* **Supplied records**

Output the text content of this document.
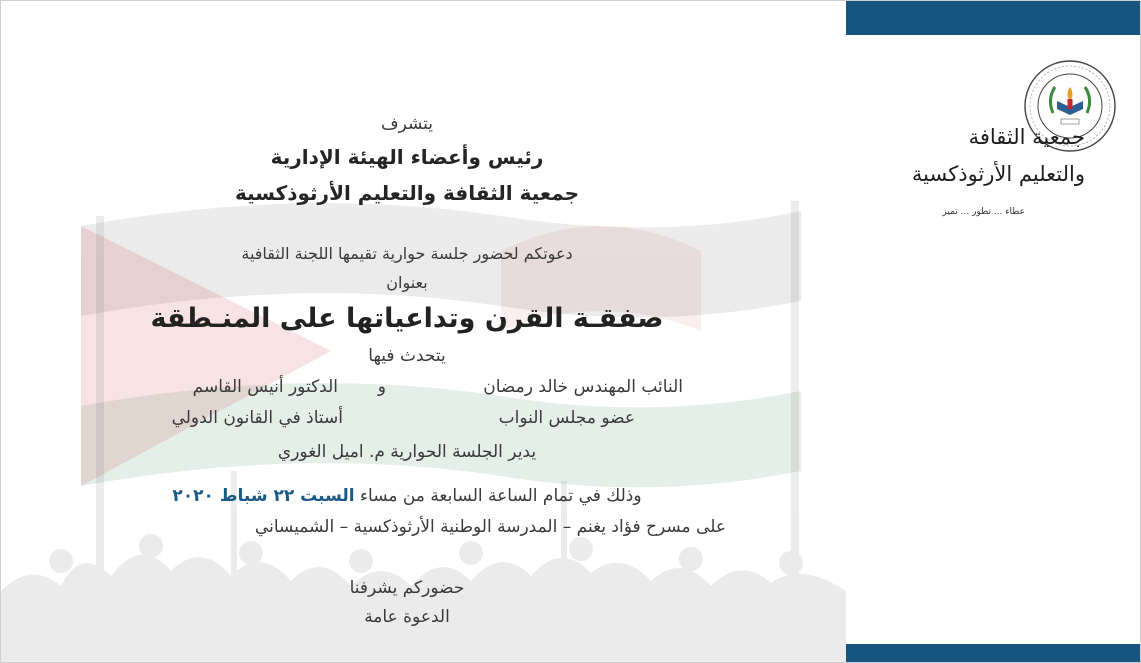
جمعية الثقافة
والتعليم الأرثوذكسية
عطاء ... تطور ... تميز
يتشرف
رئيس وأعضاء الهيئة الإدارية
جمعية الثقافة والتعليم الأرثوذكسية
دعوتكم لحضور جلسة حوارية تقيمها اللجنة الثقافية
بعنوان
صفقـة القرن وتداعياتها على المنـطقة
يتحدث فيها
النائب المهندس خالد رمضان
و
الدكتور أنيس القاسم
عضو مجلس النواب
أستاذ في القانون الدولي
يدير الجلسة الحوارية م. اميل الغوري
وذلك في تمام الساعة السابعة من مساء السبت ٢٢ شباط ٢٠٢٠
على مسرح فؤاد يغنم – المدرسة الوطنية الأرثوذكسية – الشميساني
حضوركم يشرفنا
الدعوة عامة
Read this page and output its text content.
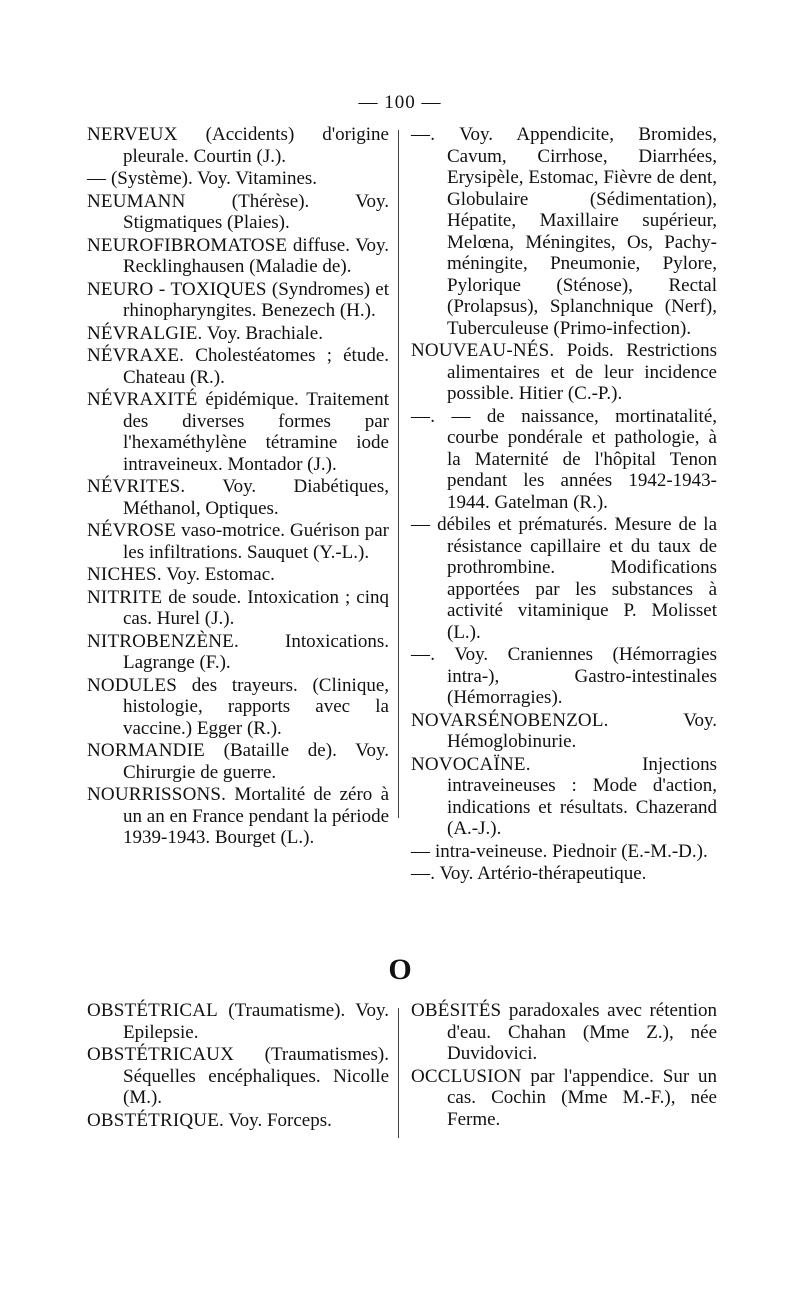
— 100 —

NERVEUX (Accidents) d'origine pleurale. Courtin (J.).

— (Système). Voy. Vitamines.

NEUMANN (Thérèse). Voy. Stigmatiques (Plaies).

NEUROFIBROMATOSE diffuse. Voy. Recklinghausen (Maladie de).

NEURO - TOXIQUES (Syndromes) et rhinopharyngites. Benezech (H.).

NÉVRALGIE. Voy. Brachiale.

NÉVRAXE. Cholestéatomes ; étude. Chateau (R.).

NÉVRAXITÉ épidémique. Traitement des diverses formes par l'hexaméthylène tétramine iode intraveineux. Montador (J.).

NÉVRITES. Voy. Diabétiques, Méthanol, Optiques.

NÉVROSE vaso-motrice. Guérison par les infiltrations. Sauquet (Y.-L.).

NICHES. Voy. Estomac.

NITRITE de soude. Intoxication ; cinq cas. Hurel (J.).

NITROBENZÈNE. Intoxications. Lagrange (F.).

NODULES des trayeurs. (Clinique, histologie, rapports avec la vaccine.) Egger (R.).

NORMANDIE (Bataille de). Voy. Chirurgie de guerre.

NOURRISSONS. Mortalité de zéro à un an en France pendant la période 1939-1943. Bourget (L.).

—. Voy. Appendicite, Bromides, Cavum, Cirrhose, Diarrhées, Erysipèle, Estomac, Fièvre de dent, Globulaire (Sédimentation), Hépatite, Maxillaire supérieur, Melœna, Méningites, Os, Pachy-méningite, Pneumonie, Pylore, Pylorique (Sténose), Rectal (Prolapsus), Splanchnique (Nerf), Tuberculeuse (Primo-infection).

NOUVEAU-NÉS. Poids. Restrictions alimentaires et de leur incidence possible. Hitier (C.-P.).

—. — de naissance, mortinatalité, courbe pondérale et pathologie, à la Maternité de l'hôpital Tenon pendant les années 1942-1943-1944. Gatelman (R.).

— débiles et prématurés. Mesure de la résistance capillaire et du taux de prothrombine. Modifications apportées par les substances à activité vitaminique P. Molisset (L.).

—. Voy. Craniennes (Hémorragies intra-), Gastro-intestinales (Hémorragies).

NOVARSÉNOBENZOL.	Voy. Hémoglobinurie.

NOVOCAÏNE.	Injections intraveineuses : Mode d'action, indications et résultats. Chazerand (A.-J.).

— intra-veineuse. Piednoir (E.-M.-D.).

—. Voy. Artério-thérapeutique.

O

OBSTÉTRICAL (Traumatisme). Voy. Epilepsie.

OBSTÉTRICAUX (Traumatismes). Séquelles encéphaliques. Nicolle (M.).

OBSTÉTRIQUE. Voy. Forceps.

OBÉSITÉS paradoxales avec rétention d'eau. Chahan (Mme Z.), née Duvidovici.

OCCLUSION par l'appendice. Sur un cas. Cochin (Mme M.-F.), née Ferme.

* **The problem**
Repeat each entry above word for word, leaving every picture out.

* **Result**
Output the text content of this document.
جمعية الثقافة
والتعليم الأرثوذكسية
عطاء ... تطور ... تميز
يتشرف
رئيس وأعضاء الهيئة الإدارية
جمعية الثقافة والتعليم الأرثوذكسية
دعوتكم لحضور جلسة حوارية تقيمها اللجنة الثقافية
بعنوان
صفقـة القرن وتداعياتها على المنـطقة
يتحدث فيها
النائب المهندس خالد رمضان
و
الدكتور أنيس القاسم
عضو مجلس النواب
أستاذ في القانون الدولي
يدير الجلسة الحوارية م. اميل الغوري
وذلك في تمام الساعة السابعة من مساء السبت ٢٢ شباط ٢٠٢٠
على مسرح فؤاد يغنم – المدرسة الوطنية الأرثوذكسية – الشميساني
حضوركم يشرفنا
الدعوة عامة
Read this page and output its text content.
— 100 —

NERVEUX (Accidents) d'origine pleurale. Courtin (J.).

— (Système). Voy. Vitamines.

NEUMANN (Thérèse). Voy. Stigmatiques (Plaies).

NEUROFIBROMATOSE diffuse. Voy. Recklinghausen (Maladie de).

NEURO - TOXIQUES (Syndromes) et rhinopharyngites. Benezech (H.).

NÉVRALGIE. Voy. Brachiale.

NÉVRAXE. Cholestéatomes ; étude. Chateau (R.).

NÉVRAXITÉ épidémique. Traitement des diverses formes par l'hexaméthylène tétramine iode intraveineux. Montador (J.).

NÉVRITES. Voy. Diabétiques, Méthanol, Optiques.

NÉVROSE vaso-motrice. Guérison par les infiltrations. Sauquet (Y.-L.).

NICHES. Voy. Estomac.

NITRITE de soude. Intoxication ; cinq cas. Hurel (J.).

NITROBENZÈNE. Intoxications. Lagrange (F.).

NODULES des trayeurs. (Clinique, histologie, rapports avec la vaccine.) Egger (R.).

NORMANDIE (Bataille de). Voy. Chirurgie de guerre.

NOURRISSONS. Mortalité de zéro à un an en France pendant la période 1939-1943. Bourget (L.).

—. Voy. Appendicite, Bromides, Cavum, Cirrhose, Diarrhées, Erysipèle, Estomac, Fièvre de dent, Globulaire (Sédimentation), Hépatite, Maxillaire supérieur, Melœna, Méningites, Os, Pachy-méningite, Pneumonie, Pylore, Pylorique (Sténose), Rectal (Prolapsus), Splanchnique (Nerf), Tuberculeuse (Primo-infection).

NOUVEAU-NÉS. Poids. Restrictions alimentaires et de leur incidence possible. Hitier (C.-P.).

—. — de naissance, mortinatalité, courbe pondérale et pathologie, à la Maternité de l'hôpital Tenon pendant les années 1942-1943-1944. Gatelman (R.).

— débiles et prématurés. Mesure de la résistance capillaire et du taux de prothrombine. Modifications apportées par les substances à activité vitaminique P. Molisset (L.).

—. Voy. Craniennes (Hémorragies intra-), Gastro-intestinales (Hémorragies).

NOVARSÉNOBENZOL.	Voy. Hémoglobinurie.

NOVOCAÏNE.	Injections intraveineuses : Mode d'action, indications et résultats. Chazerand (A.-J.).

— intra-veineuse. Piednoir (E.-M.-D.).

—. Voy. Artério-thérapeutique.

O

OBSTÉTRICAL (Traumatisme). Voy. Epilepsie.

OBSTÉTRICAUX (Traumatismes). Séquelles encéphaliques. Nicolle (M.).

OBSTÉTRIQUE. Voy. Forceps.

OBÉSITÉS paradoxales avec rétention d'eau. Chahan (Mme Z.), née Duvidovici.

OCCLUSION par l'appendice. Sur un cas. Cochin (Mme M.-F.), née Ferme.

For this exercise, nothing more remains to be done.